**TASK INSTRUCTIONS:**
An exact copy of the entries is required, excluding any pictures.

**DATA EXCERPTS:**

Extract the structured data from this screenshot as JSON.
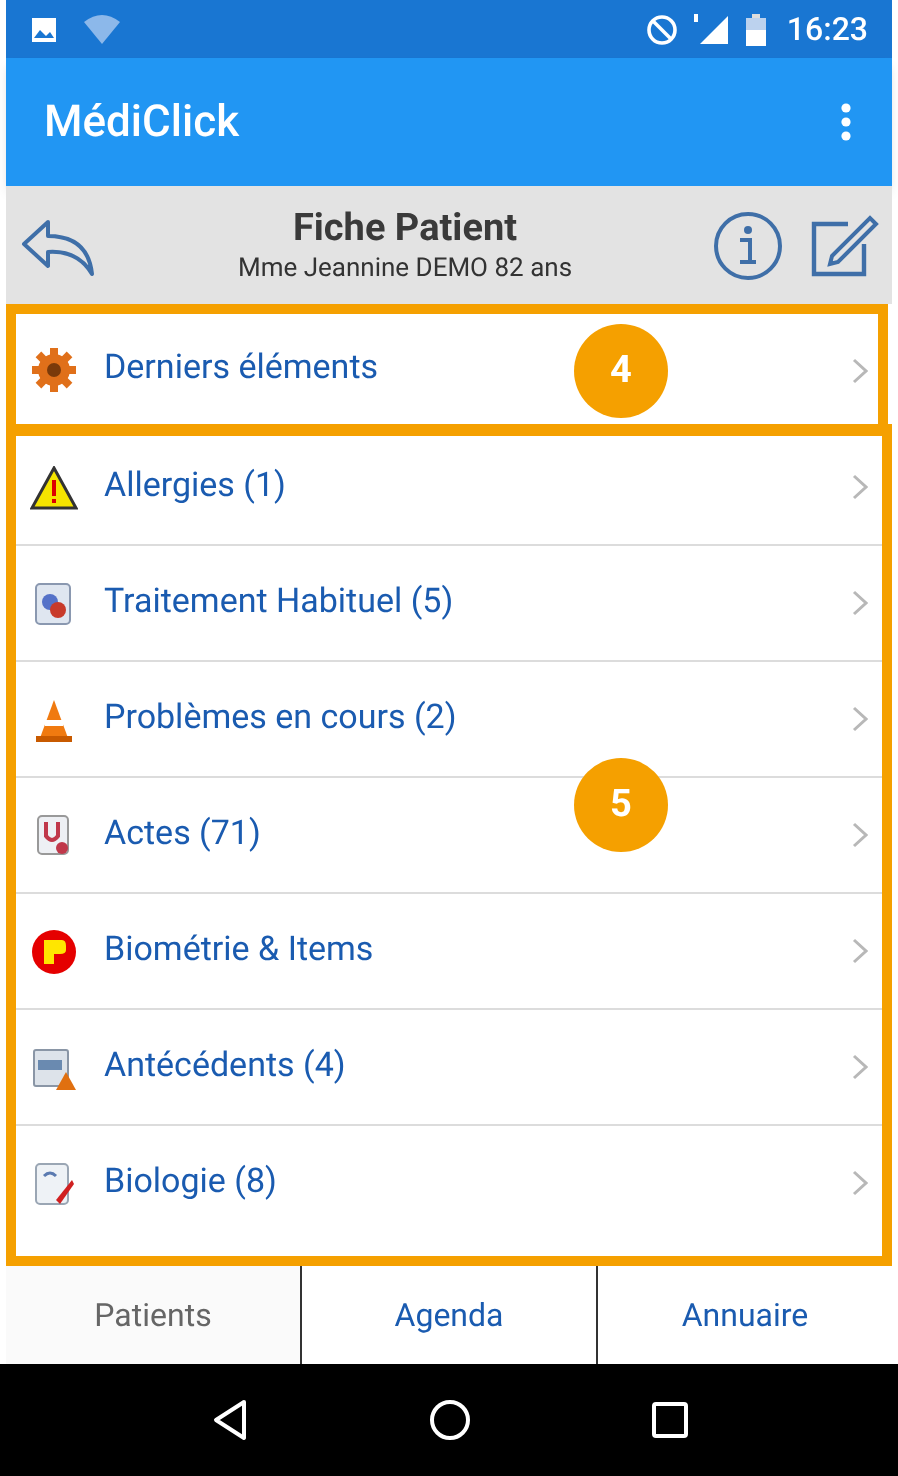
{
  "status_bar": {
    "time": "16:23"
  },
  "app_bar": {
    "title": "MédiClick"
  },
  "header": {
    "title": "Fiche Patient",
    "subtitle": "Mme Jeannine DEMO 82 ans"
  },
  "list": [
    {
      "label": "Derniers éléments"
    },
    {
      "label": "Allergies (1)"
    },
    {
      "label": "Traitement Habituel (5)"
    },
    {
      "label": "Problèmes en cours (2)"
    },
    {
      "label": "Actes (71)"
    },
    {
      "label": "Biométrie & Items"
    },
    {
      "label": "Antécédents (4)"
    },
    {
      "label": "Biologie (8)"
    }
  ],
  "callouts": [
    {
      "label": "4"
    },
    {
      "label": "5"
    }
  ],
  "tabs": [
    {
      "label": "Patients",
      "selected": true
    },
    {
      "label": "Agenda",
      "selected": false
    },
    {
      "label": "Annuaire",
      "selected": false
    }
  ]
}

**SOLUTION TO THIS EXERCISE:**
Extract the structured data from this screenshot as JSON.
{
  "status_bar": {
    "time": "16:23"
  },
  "app_bar": {
    "title": "MédiClick"
  },
  "header": {
    "title": "Fiche Patient",
    "subtitle": "Mme Jeannine DEMO 82 ans"
  },
  "list": [
    {
      "label": "Derniers éléments"
    },
    {
      "label": "Allergies (1)"
    },
    {
      "label": "Traitement Habituel (5)"
    },
    {
      "label": "Problèmes en cours (2)"
    },
    {
      "label": "Actes (71)"
    },
    {
      "label": "Biométrie & Items"
    },
    {
      "label": "Antécédents (4)"
    },
    {
      "label": "Biologie (8)"
    }
  ],
  "callouts": [
    {
      "label": "4"
    },
    {
      "label": "5"
    }
  ],
  "tabs": [
    {
      "label": "Patients",
      "selected": true
    },
    {
      "label": "Agenda",
      "selected": false
    },
    {
      "label": "Annuaire",
      "selected": false
    }
  ]
}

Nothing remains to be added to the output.